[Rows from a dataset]
::::

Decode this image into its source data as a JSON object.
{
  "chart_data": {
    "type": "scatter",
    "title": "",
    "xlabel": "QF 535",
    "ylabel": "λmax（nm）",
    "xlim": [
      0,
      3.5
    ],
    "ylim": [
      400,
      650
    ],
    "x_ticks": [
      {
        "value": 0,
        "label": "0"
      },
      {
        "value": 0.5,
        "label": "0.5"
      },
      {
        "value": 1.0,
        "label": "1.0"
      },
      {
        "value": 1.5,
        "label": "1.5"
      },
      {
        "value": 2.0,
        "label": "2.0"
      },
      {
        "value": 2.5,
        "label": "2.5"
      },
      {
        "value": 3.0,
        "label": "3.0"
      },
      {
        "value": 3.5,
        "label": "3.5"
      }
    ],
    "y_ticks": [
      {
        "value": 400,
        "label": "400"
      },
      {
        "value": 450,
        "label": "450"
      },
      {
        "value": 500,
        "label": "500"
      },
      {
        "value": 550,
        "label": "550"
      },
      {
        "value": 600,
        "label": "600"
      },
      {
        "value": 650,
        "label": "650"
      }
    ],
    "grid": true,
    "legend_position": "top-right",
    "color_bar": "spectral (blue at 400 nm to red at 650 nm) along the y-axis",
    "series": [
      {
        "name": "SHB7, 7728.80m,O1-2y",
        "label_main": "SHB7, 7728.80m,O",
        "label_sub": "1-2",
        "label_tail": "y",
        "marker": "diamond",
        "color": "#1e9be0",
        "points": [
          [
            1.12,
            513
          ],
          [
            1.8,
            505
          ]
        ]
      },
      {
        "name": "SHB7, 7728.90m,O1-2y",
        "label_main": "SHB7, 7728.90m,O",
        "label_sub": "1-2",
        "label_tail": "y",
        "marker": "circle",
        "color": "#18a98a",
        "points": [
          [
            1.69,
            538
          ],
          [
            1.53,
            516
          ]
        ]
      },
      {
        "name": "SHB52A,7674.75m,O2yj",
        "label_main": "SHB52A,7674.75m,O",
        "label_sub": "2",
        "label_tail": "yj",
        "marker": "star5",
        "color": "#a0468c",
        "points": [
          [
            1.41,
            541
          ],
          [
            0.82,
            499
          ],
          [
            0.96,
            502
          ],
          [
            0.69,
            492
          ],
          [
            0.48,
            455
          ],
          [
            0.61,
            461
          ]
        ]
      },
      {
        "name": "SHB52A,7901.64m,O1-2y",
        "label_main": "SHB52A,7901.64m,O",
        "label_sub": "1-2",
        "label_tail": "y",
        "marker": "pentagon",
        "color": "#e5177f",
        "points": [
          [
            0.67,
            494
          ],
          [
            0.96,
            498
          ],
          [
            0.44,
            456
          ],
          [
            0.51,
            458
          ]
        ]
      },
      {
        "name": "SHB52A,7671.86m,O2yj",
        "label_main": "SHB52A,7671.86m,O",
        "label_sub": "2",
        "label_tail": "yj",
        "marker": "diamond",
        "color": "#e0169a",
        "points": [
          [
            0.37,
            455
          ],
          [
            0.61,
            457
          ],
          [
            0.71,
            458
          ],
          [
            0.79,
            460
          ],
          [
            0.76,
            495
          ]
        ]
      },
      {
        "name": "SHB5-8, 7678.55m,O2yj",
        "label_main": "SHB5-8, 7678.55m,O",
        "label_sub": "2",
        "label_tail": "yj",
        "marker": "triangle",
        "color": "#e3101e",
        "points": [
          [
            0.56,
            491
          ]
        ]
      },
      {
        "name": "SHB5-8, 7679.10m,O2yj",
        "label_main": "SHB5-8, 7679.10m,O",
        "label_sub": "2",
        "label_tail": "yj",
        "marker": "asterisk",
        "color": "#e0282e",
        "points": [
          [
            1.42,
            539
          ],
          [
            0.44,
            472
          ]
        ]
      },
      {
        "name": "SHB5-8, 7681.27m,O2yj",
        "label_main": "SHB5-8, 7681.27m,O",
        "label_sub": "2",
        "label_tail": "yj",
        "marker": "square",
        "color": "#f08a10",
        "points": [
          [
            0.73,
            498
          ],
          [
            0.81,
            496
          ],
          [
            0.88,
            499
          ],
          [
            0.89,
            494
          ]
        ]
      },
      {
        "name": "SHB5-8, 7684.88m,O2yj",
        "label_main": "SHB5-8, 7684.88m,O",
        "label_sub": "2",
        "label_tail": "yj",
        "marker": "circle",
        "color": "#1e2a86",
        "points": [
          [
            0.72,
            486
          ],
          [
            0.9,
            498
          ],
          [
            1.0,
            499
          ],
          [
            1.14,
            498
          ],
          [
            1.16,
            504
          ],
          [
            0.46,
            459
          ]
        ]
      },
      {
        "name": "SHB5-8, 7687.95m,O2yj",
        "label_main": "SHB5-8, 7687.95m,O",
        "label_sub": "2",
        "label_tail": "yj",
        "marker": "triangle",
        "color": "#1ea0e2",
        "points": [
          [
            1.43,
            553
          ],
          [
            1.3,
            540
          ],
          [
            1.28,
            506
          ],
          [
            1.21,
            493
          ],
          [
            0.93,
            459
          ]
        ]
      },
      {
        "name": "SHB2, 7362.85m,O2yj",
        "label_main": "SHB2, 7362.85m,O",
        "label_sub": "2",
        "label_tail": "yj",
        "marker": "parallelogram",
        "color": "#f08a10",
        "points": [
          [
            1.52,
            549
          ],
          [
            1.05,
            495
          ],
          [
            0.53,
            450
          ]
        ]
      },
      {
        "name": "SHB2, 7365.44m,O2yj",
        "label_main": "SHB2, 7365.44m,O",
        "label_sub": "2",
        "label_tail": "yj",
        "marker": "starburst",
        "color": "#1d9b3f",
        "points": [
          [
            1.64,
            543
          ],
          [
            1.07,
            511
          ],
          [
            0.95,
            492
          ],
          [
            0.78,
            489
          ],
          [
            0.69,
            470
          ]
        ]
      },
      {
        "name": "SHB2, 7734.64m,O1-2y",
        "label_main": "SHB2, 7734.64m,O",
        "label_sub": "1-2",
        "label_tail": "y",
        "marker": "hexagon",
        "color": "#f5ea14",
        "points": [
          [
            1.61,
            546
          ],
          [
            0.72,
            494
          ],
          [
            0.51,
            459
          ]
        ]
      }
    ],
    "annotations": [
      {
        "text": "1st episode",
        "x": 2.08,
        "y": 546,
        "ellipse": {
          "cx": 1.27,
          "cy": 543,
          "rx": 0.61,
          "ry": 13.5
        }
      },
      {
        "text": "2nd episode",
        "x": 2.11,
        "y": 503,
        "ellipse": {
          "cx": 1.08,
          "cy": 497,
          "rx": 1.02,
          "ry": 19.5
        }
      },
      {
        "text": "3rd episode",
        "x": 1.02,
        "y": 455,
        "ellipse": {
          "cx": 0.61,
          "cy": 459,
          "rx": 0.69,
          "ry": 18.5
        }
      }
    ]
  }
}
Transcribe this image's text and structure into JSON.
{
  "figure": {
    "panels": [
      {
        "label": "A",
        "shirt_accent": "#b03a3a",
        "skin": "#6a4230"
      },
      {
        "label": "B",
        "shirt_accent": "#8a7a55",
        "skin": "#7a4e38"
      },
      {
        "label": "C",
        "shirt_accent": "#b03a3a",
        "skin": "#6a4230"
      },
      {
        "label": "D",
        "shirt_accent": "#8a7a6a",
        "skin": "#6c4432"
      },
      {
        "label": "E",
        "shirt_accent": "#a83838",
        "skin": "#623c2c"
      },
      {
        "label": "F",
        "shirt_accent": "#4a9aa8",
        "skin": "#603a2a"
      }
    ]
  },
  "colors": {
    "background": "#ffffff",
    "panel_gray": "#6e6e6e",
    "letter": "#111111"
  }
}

::::

# Task description:
Look through the entries above and report each line where the string "this" occurs.

# The result:
Decode this image into its source data as a JSON object.
Transcribe this image's text and structure into JSON.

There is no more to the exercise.